• The exercise: Select from the data all lines with the word "object".

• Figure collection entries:
┏━━

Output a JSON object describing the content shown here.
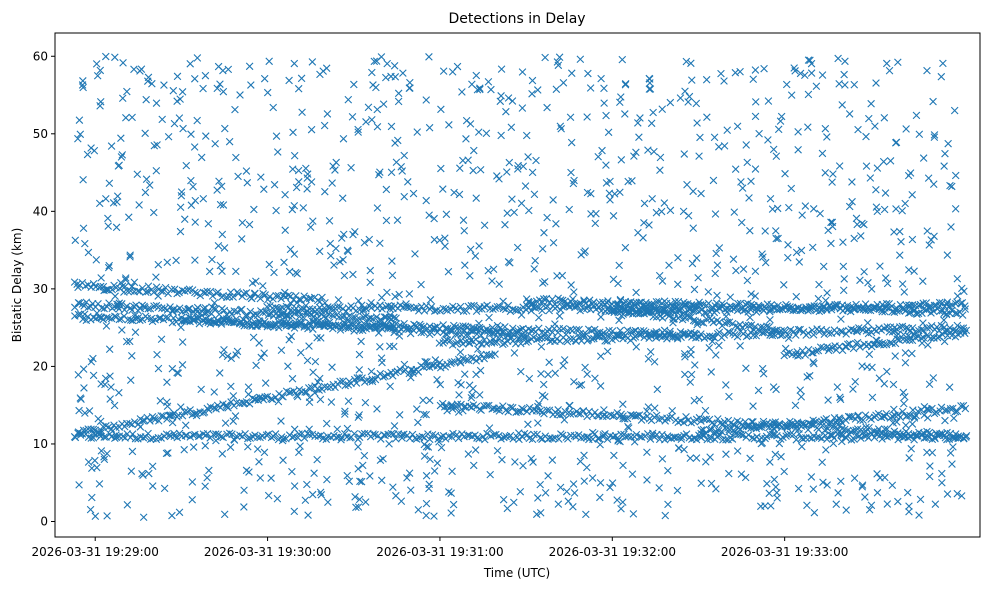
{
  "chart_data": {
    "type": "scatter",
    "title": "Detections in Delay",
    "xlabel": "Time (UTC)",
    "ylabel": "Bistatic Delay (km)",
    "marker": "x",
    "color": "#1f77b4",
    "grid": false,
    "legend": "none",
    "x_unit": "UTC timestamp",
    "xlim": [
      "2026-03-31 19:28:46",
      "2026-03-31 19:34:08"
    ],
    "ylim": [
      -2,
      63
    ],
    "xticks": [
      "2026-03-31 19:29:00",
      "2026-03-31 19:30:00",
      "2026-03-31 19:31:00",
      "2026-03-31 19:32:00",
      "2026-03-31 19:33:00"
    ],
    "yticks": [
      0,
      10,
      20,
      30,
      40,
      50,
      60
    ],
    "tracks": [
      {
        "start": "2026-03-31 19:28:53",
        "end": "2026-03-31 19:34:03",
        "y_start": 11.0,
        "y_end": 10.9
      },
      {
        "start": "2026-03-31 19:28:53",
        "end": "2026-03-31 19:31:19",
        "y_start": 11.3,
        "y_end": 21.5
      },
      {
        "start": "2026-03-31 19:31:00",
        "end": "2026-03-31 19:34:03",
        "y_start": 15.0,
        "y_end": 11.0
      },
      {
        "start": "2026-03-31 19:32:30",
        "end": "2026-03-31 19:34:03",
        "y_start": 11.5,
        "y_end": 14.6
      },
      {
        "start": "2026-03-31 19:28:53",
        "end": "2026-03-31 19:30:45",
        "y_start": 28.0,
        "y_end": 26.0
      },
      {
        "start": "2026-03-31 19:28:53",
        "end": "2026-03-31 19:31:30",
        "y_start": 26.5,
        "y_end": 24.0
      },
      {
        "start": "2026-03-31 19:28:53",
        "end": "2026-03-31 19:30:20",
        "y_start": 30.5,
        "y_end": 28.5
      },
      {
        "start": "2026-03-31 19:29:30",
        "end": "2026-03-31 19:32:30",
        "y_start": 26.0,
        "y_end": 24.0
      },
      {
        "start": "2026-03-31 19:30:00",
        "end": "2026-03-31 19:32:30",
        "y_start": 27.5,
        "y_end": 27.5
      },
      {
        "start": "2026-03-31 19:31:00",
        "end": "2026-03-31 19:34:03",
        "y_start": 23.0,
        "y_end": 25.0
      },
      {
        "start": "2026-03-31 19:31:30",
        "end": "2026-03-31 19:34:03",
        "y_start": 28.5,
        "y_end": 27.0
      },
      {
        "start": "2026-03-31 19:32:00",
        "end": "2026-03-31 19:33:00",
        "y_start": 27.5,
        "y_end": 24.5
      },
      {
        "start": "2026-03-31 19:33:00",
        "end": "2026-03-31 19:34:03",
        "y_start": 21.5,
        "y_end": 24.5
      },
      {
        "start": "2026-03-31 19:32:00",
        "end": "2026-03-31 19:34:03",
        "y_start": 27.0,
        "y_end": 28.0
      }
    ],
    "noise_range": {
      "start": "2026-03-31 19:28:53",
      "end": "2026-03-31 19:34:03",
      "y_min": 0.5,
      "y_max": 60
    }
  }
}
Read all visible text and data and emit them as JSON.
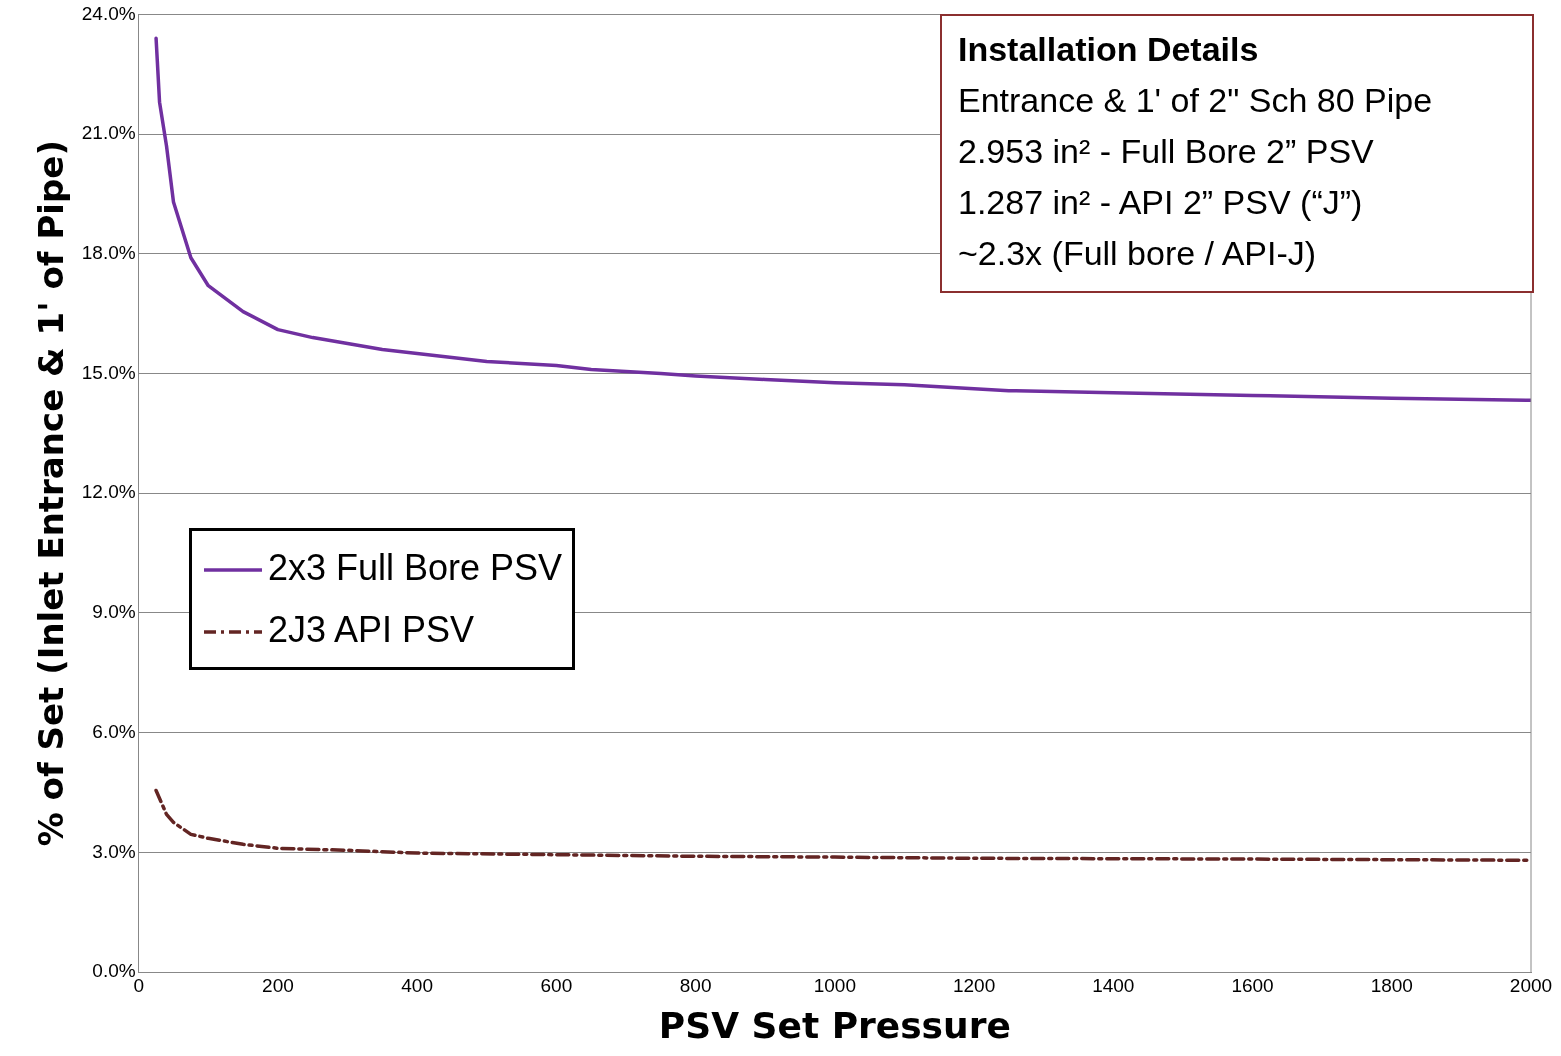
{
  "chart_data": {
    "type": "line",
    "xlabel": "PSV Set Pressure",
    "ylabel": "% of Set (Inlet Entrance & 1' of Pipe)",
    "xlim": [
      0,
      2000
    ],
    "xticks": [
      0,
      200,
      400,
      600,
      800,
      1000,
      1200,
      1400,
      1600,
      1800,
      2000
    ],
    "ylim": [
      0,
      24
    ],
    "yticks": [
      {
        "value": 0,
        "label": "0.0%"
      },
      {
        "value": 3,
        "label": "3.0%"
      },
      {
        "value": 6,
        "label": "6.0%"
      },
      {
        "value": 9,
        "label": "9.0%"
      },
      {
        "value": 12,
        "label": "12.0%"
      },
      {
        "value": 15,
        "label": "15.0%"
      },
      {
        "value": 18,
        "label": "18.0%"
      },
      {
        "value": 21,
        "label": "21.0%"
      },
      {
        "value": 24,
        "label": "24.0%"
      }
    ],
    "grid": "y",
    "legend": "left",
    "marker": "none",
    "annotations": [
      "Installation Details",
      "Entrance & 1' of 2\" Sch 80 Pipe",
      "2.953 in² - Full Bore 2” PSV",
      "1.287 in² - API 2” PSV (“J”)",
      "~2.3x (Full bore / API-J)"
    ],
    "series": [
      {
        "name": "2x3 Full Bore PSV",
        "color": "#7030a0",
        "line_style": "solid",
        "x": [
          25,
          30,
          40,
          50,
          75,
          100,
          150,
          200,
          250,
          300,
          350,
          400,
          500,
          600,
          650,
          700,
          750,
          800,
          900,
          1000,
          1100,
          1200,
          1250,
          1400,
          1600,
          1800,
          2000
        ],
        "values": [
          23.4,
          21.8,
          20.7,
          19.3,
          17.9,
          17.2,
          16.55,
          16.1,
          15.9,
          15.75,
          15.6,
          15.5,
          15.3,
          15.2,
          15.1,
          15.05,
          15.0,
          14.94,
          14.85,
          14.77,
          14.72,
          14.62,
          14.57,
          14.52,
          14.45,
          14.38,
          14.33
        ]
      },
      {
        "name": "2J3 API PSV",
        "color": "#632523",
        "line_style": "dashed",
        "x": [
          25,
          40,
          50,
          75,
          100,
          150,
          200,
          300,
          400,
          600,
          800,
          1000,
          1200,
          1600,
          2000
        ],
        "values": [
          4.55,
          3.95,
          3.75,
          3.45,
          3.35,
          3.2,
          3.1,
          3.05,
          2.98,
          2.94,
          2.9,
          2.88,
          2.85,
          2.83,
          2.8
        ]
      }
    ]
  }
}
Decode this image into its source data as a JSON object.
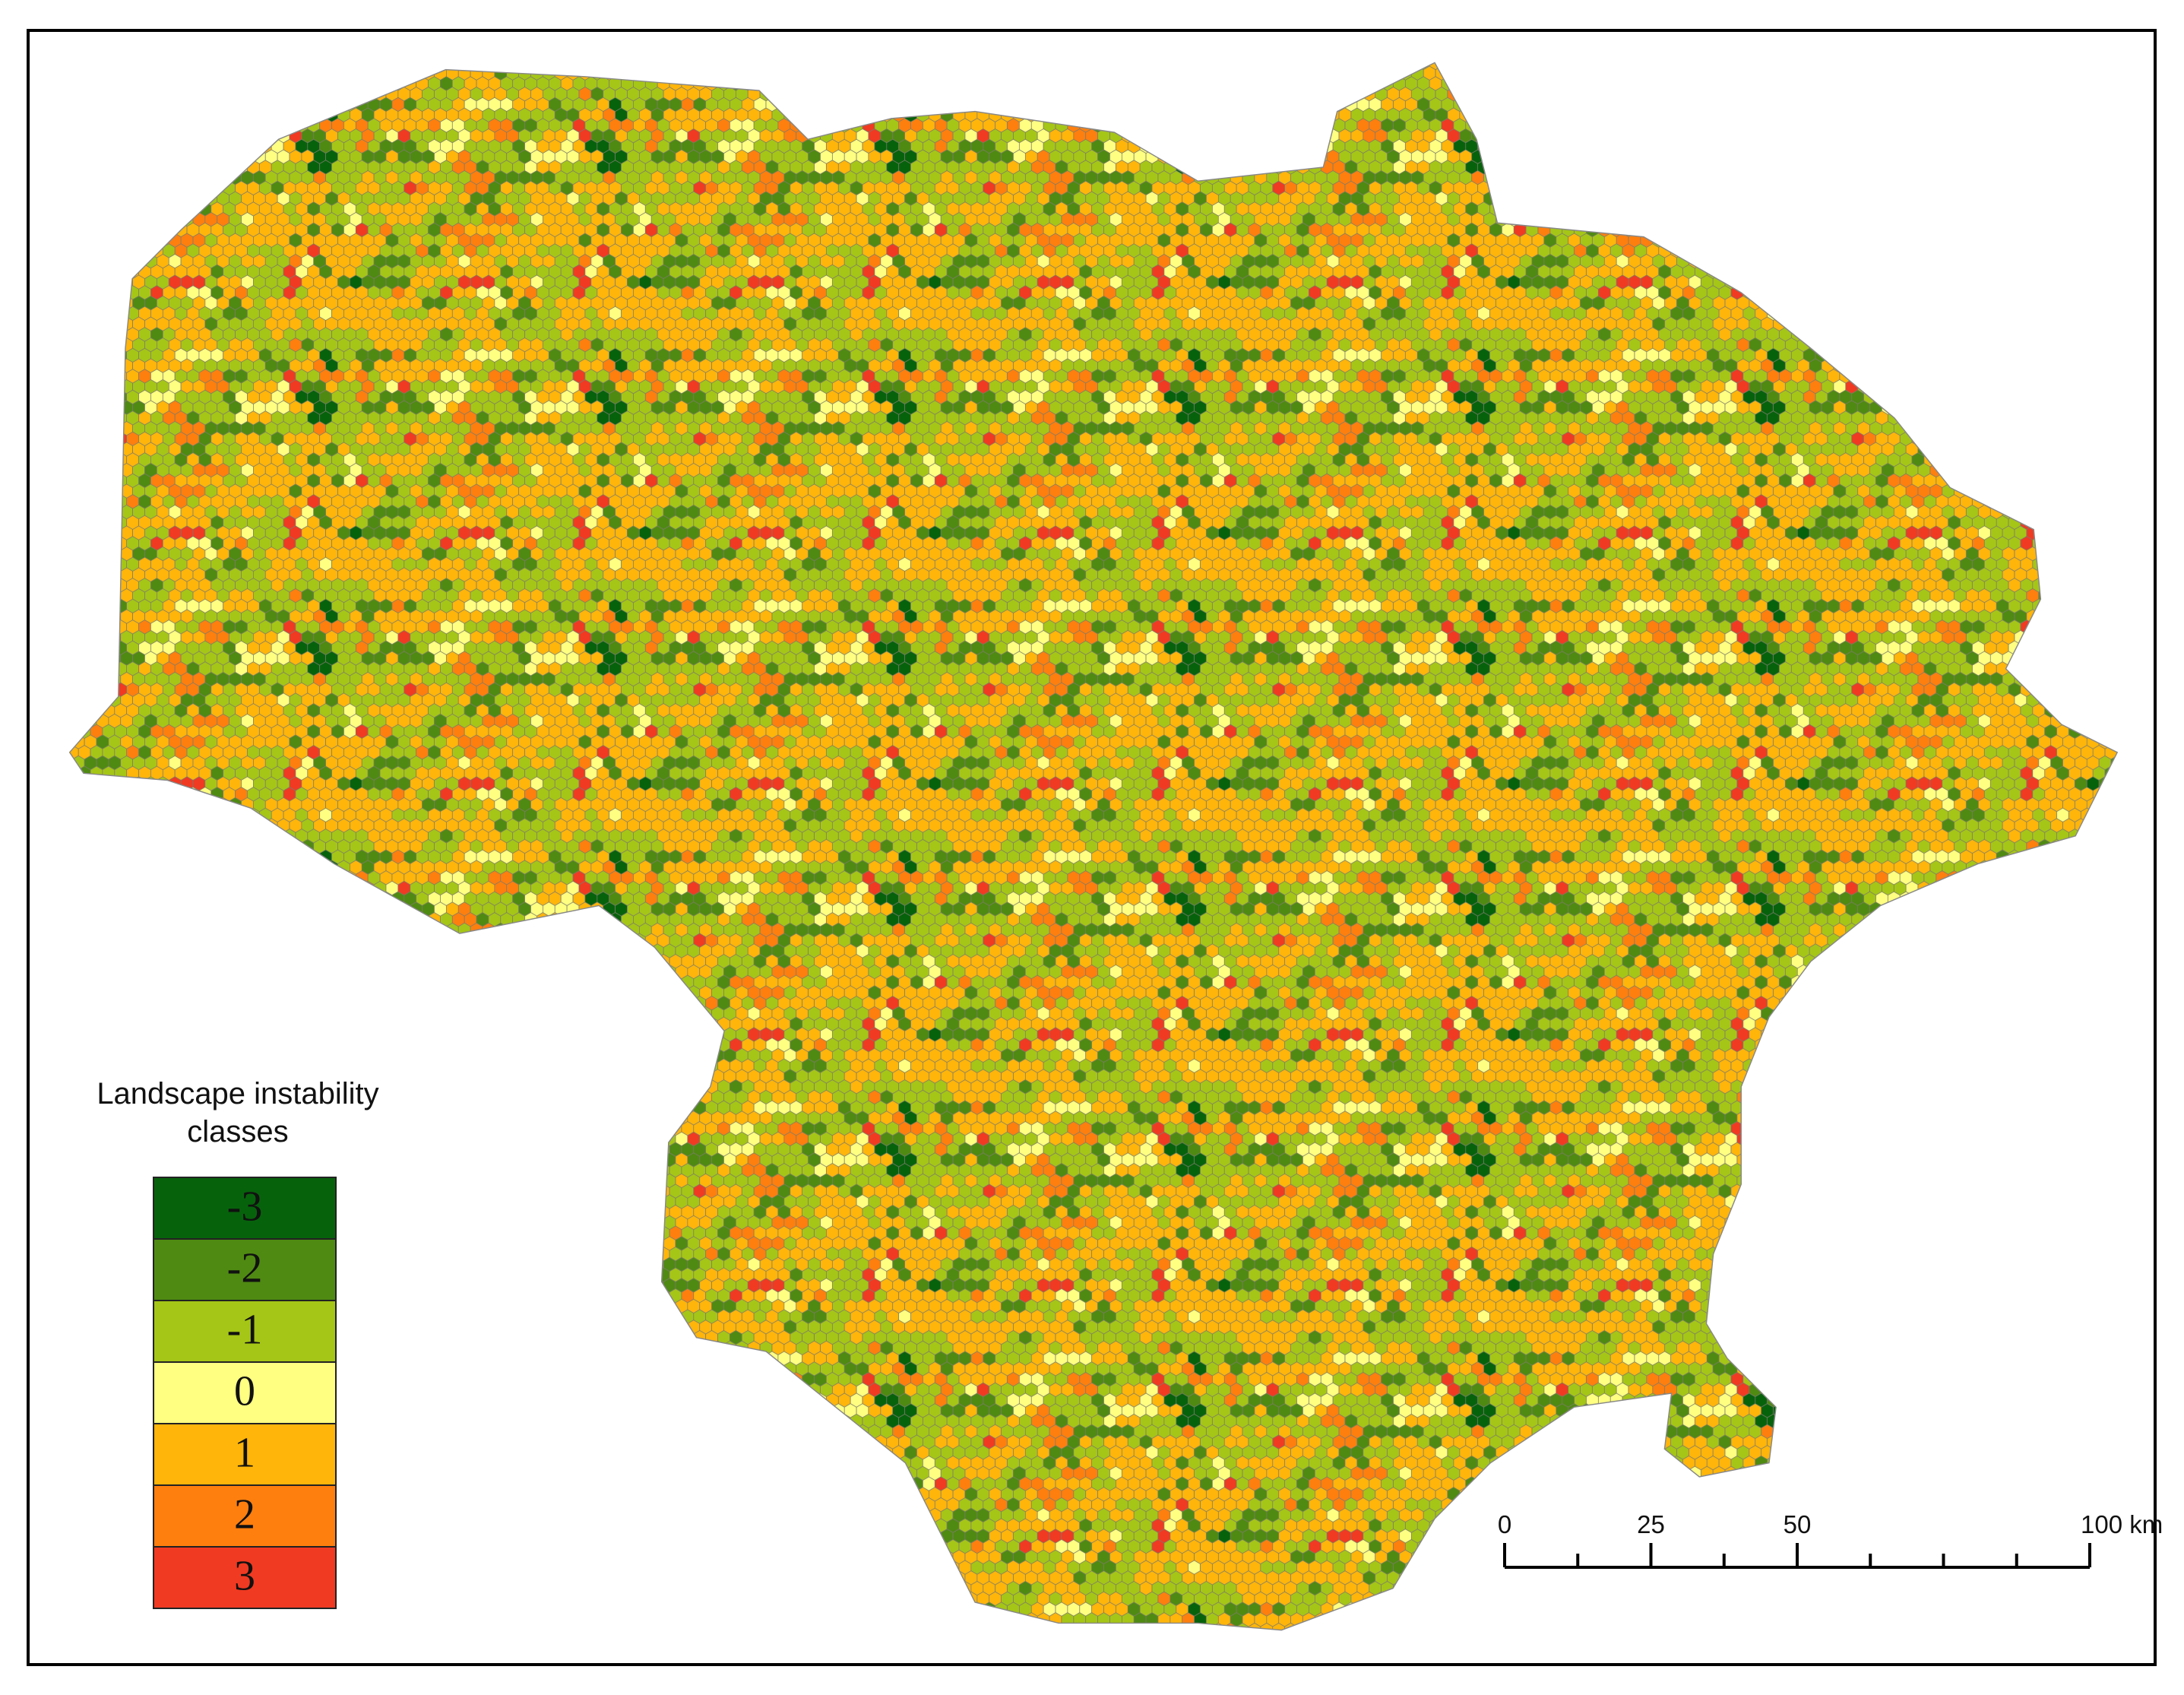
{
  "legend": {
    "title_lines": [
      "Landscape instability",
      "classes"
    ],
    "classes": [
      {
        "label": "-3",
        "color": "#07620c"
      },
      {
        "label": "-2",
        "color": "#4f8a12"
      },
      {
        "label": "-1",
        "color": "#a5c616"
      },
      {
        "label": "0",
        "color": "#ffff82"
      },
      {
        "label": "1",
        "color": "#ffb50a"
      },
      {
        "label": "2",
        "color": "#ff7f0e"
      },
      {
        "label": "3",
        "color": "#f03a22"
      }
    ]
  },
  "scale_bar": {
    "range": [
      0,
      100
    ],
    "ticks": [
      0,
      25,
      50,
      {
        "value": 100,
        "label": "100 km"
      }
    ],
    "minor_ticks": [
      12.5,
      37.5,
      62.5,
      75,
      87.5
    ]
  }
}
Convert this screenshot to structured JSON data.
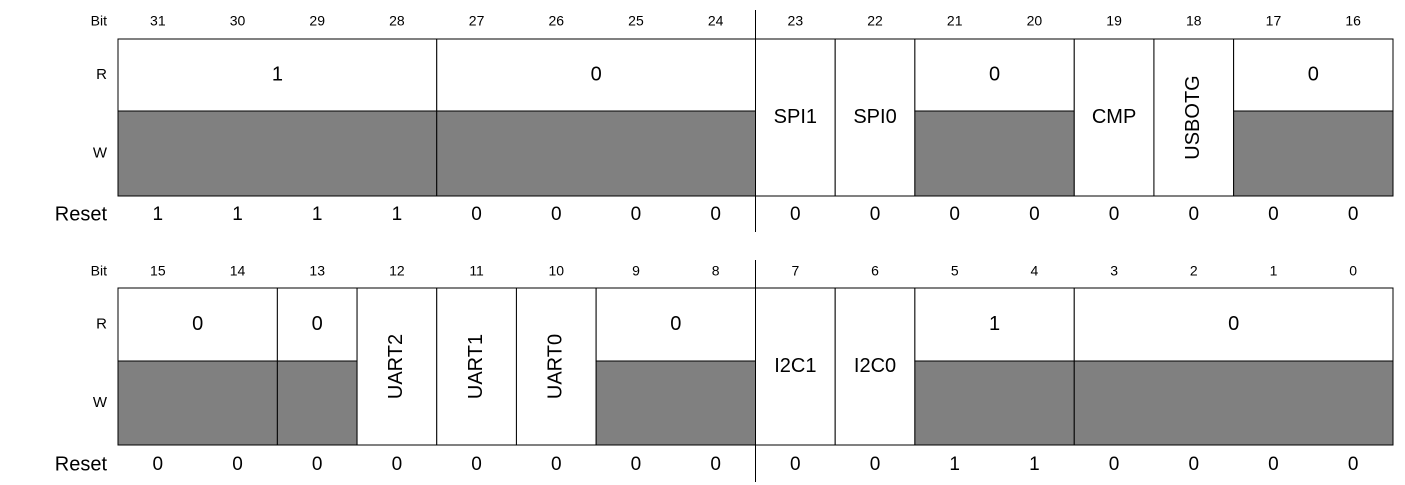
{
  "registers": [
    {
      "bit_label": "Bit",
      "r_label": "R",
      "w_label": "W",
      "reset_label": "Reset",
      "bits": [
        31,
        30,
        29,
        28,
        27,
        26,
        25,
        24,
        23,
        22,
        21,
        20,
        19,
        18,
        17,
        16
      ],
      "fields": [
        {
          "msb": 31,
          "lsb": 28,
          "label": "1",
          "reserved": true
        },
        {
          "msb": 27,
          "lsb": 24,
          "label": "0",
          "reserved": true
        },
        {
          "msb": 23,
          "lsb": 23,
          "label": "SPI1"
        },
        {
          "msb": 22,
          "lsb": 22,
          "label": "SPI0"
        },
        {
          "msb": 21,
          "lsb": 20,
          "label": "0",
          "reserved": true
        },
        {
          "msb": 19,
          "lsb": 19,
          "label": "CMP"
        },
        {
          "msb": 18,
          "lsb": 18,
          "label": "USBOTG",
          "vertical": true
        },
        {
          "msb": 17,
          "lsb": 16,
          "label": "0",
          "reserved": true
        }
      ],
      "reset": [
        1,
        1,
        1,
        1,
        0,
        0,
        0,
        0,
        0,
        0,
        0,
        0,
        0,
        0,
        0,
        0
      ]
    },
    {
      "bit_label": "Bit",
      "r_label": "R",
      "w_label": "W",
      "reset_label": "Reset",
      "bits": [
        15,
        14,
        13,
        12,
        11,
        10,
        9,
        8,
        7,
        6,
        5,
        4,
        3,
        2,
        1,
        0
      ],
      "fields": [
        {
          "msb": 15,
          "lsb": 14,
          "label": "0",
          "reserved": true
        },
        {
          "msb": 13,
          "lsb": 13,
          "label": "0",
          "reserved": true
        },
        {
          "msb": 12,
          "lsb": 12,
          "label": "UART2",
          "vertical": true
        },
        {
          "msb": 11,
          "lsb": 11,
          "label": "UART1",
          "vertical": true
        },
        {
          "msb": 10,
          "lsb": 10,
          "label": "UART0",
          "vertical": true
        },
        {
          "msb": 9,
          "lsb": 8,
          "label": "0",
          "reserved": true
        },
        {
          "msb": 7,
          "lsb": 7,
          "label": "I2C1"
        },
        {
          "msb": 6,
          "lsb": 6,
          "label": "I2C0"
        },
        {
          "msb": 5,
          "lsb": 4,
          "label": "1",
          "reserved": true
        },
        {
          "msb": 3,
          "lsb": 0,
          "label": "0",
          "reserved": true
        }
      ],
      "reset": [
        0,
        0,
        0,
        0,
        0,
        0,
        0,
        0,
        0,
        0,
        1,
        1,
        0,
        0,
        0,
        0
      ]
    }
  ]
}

┗━━

• Worked answer:
Output a JSON object describing the content shown here.
Decode this image into its source data as a JSON object.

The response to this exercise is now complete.